[WHAT YOU HAVE TO DO] Reproduce each record exactly.

+===+

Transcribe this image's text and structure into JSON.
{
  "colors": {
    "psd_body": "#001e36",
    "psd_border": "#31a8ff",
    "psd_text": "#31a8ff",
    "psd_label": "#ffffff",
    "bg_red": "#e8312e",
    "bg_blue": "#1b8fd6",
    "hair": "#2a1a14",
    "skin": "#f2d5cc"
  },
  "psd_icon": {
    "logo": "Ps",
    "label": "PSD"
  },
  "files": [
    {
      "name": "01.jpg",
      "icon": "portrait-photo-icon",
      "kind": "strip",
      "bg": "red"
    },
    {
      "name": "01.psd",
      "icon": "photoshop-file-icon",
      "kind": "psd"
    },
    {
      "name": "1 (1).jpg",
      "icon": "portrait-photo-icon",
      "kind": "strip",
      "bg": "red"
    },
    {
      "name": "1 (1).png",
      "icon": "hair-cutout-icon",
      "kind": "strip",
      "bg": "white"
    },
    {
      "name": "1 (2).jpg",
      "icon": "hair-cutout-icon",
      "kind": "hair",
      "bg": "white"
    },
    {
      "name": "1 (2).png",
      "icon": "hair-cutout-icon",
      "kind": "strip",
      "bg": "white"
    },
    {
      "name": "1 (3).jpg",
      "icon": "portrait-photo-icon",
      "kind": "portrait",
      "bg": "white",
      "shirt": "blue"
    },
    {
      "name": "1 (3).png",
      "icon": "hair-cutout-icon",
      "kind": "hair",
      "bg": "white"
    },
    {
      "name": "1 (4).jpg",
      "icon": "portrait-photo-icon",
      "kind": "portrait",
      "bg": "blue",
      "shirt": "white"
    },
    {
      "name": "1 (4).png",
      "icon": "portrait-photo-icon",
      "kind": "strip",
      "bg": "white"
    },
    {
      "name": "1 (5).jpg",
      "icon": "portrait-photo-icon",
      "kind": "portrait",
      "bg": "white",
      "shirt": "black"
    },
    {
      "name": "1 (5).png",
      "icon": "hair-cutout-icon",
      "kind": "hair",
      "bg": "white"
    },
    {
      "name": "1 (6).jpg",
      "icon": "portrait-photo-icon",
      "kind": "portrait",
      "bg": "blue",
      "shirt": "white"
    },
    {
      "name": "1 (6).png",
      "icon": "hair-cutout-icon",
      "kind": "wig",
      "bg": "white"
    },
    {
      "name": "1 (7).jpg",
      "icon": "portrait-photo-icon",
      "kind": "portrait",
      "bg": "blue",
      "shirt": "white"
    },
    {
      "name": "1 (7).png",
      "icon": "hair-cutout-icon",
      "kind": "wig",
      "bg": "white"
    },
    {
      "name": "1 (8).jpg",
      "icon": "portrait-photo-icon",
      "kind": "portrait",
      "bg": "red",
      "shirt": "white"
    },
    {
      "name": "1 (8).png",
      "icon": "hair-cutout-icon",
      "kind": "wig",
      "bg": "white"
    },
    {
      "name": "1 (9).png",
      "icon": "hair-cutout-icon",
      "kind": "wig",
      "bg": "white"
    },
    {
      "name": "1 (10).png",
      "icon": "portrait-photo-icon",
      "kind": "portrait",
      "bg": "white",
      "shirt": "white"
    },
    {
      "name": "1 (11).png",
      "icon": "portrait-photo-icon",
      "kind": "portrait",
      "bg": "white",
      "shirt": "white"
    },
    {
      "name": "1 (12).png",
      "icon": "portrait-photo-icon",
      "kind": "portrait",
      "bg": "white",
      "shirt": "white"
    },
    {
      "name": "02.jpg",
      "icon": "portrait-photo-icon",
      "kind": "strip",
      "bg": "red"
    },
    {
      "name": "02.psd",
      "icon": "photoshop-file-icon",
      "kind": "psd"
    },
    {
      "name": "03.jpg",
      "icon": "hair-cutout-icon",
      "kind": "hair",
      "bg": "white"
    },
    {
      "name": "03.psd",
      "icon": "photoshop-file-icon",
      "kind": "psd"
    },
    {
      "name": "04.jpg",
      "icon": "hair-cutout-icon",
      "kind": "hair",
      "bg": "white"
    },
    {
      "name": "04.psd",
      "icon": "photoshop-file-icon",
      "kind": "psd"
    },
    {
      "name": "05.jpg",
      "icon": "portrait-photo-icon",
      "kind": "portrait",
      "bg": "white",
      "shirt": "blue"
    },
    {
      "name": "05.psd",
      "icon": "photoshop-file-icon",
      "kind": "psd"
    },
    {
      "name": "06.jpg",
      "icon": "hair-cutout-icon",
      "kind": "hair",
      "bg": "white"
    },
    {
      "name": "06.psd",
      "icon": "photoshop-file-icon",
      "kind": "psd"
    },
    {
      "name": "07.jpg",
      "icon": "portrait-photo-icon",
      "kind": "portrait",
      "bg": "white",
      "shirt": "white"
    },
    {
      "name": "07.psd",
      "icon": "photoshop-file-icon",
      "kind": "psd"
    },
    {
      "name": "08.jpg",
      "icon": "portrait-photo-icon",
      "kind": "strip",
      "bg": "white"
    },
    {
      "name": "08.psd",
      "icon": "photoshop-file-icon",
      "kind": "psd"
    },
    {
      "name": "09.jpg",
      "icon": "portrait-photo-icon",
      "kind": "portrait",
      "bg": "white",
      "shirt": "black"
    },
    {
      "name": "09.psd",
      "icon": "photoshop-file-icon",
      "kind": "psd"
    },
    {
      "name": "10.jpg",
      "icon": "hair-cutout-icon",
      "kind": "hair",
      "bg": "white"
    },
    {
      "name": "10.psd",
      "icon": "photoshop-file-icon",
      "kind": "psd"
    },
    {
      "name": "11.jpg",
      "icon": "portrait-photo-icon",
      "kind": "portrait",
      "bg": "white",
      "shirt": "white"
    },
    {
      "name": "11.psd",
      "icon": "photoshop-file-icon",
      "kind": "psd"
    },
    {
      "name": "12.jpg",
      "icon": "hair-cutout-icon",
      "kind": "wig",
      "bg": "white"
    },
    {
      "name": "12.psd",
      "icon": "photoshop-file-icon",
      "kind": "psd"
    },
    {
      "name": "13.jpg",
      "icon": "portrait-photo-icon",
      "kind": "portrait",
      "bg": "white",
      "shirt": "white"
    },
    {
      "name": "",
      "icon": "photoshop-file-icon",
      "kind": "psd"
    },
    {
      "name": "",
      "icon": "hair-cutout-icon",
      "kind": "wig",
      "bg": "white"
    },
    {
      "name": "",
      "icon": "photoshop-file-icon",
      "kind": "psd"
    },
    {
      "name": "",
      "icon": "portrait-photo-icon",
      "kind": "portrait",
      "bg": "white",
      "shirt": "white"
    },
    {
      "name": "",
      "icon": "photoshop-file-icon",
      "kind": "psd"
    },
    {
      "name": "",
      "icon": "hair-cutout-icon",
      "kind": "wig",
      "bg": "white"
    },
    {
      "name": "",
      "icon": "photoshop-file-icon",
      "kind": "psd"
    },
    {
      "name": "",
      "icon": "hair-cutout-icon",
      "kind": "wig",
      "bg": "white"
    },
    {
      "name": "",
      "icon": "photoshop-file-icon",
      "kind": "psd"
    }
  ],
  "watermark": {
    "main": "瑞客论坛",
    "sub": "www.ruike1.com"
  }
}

+===+

[EXERCISE ANSWER]
Transcribe this image's text and structure into JSON.
{
  "colors": {
    "psd_body": "#001e36",
    "psd_border": "#31a8ff",
    "psd_text": "#31a8ff",
    "psd_label": "#ffffff",
    "bg_red": "#e8312e",
    "bg_blue": "#1b8fd6",
    "hair": "#2a1a14",
    "skin": "#f2d5cc"
  },
  "psd_icon": {
    "logo": "Ps",
    "label": "PSD"
  },
  "files": [
    {
      "name": "01.jpg",
      "icon": "portrait-photo-icon",
      "kind": "strip",
      "bg": "red"
    },
    {
      "name": "01.psd",
      "icon": "photoshop-file-icon",
      "kind": "psd"
    },
    {
      "name": "1 (1).jpg",
      "icon": "portrait-photo-icon",
      "kind": "strip",
      "bg": "red"
    },
    {
      "name": "1 (1).png",
      "icon": "hair-cutout-icon",
      "kind": "strip",
      "bg": "white"
    },
    {
      "name": "1 (2).jpg",
      "icon": "hair-cutout-icon",
      "kind": "hair",
      "bg": "white"
    },
    {
      "name": "1 (2).png",
      "icon": "hair-cutout-icon",
      "kind": "strip",
      "bg": "white"
    },
    {
      "name": "1 (3).jpg",
      "icon": "portrait-photo-icon",
      "kind": "portrait",
      "bg": "white",
      "shirt": "blue"
    },
    {
      "name": "1 (3).png",
      "icon": "hair-cutout-icon",
      "kind": "hair",
      "bg": "white"
    },
    {
      "name": "1 (4).jpg",
      "icon": "portrait-photo-icon",
      "kind": "portrait",
      "bg": "blue",
      "shirt": "white"
    },
    {
      "name": "1 (4).png",
      "icon": "portrait-photo-icon",
      "kind": "strip",
      "bg": "white"
    },
    {
      "name": "1 (5).jpg",
      "icon": "portrait-photo-icon",
      "kind": "portrait",
      "bg": "white",
      "shirt": "black"
    },
    {
      "name": "1 (5).png",
      "icon": "hair-cutout-icon",
      "kind": "hair",
      "bg": "white"
    },
    {
      "name": "1 (6).jpg",
      "icon": "portrait-photo-icon",
      "kind": "portrait",
      "bg": "blue",
      "shirt": "white"
    },
    {
      "name": "1 (6).png",
      "icon": "hair-cutout-icon",
      "kind": "wig",
      "bg": "white"
    },
    {
      "name": "1 (7).jpg",
      "icon": "portrait-photo-icon",
      "kind": "portrait",
      "bg": "blue",
      "shirt": "white"
    },
    {
      "name": "1 (7).png",
      "icon": "hair-cutout-icon",
      "kind": "wig",
      "bg": "white"
    },
    {
      "name": "1 (8).jpg",
      "icon": "portrait-photo-icon",
      "kind": "portrait",
      "bg": "red",
      "shirt": "white"
    },
    {
      "name": "1 (8).png",
      "icon": "hair-cutout-icon",
      "kind": "wig",
      "bg": "white"
    },
    {
      "name": "1 (9).png",
      "icon": "hair-cutout-icon",
      "kind": "wig",
      "bg": "white"
    },
    {
      "name": "1 (10).png",
      "icon": "portrait-photo-icon",
      "kind": "portrait",
      "bg": "white",
      "shirt": "white"
    },
    {
      "name": "1 (11).png",
      "icon": "portrait-photo-icon",
      "kind": "portrait",
      "bg": "white",
      "shirt": "white"
    },
    {
      "name": "1 (12).png",
      "icon": "portrait-photo-icon",
      "kind": "portrait",
      "bg": "white",
      "shirt": "white"
    },
    {
      "name": "02.jpg",
      "icon": "portrait-photo-icon",
      "kind": "strip",
      "bg": "red"
    },
    {
      "name": "02.psd",
      "icon": "photoshop-file-icon",
      "kind": "psd"
    },
    {
      "name": "03.jpg",
      "icon": "hair-cutout-icon",
      "kind": "hair",
      "bg": "white"
    },
    {
      "name": "03.psd",
      "icon": "photoshop-file-icon",
      "kind": "psd"
    },
    {
      "name": "04.jpg",
      "icon": "hair-cutout-icon",
      "kind": "hair",
      "bg": "white"
    },
    {
      "name": "04.psd",
      "icon": "photoshop-file-icon",
      "kind": "psd"
    },
    {
      "name": "05.jpg",
      "icon": "portrait-photo-icon",
      "kind": "portrait",
      "bg": "white",
      "shirt": "blue"
    },
    {
      "name": "05.psd",
      "icon": "photoshop-file-icon",
      "kind": "psd"
    },
    {
      "name": "06.jpg",
      "icon": "hair-cutout-icon",
      "kind": "hair",
      "bg": "white"
    },
    {
      "name": "06.psd",
      "icon": "photoshop-file-icon",
      "kind": "psd"
    },
    {
      "name": "07.jpg",
      "icon": "portrait-photo-icon",
      "kind": "portrait",
      "bg": "white",
      "shirt": "white"
    },
    {
      "name": "07.psd",
      "icon": "photoshop-file-icon",
      "kind": "psd"
    },
    {
      "name": "08.jpg",
      "icon": "portrait-photo-icon",
      "kind": "strip",
      "bg": "white"
    },
    {
      "name": "08.psd",
      "icon": "photoshop-file-icon",
      "kind": "psd"
    },
    {
      "name": "09.jpg",
      "icon": "portrait-photo-icon",
      "kind": "portrait",
      "bg": "white",
      "shirt": "black"
    },
    {
      "name": "09.psd",
      "icon": "photoshop-file-icon",
      "kind": "psd"
    },
    {
      "name": "10.jpg",
      "icon": "hair-cutout-icon",
      "kind": "hair",
      "bg": "white"
    },
    {
      "name": "10.psd",
      "icon": "photoshop-file-icon",
      "kind": "psd"
    },
    {
      "name": "11.jpg",
      "icon": "portrait-photo-icon",
      "kind": "portrait",
      "bg": "white",
      "shirt": "white"
    },
    {
      "name": "11.psd",
      "icon": "photoshop-file-icon",
      "kind": "psd"
    },
    {
      "name": "12.jpg",
      "icon": "hair-cutout-icon",
      "kind": "wig",
      "bg": "white"
    },
    {
      "name": "12.psd",
      "icon": "photoshop-file-icon",
      "kind": "psd"
    },
    {
      "name": "13.jpg",
      "icon": "portrait-photo-icon",
      "kind": "portrait",
      "bg": "white",
      "shirt": "white"
    },
    {
      "name": "",
      "icon": "photoshop-file-icon",
      "kind": "psd"
    },
    {
      "name": "",
      "icon": "hair-cutout-icon",
      "kind": "wig",
      "bg": "white"
    },
    {
      "name": "",
      "icon": "photoshop-file-icon",
      "kind": "psd"
    },
    {
      "name": "",
      "icon": "portrait-photo-icon",
      "kind": "portrait",
      "bg": "white",
      "shirt": "white"
    },
    {
      "name": "",
      "icon": "photoshop-file-icon",
      "kind": "psd"
    },
    {
      "name": "",
      "icon": "hair-cutout-icon",
      "kind": "wig",
      "bg": "white"
    },
    {
      "name": "",
      "icon": "photoshop-file-icon",
      "kind": "psd"
    },
    {
      "name": "",
      "icon": "hair-cutout-icon",
      "kind": "wig",
      "bg": "white"
    },
    {
      "name": "",
      "icon": "photoshop-file-icon",
      "kind": "psd"
    }
  ],
  "watermark": {
    "main": "瑞客论坛",
    "sub": "www.ruike1.com"
  }
}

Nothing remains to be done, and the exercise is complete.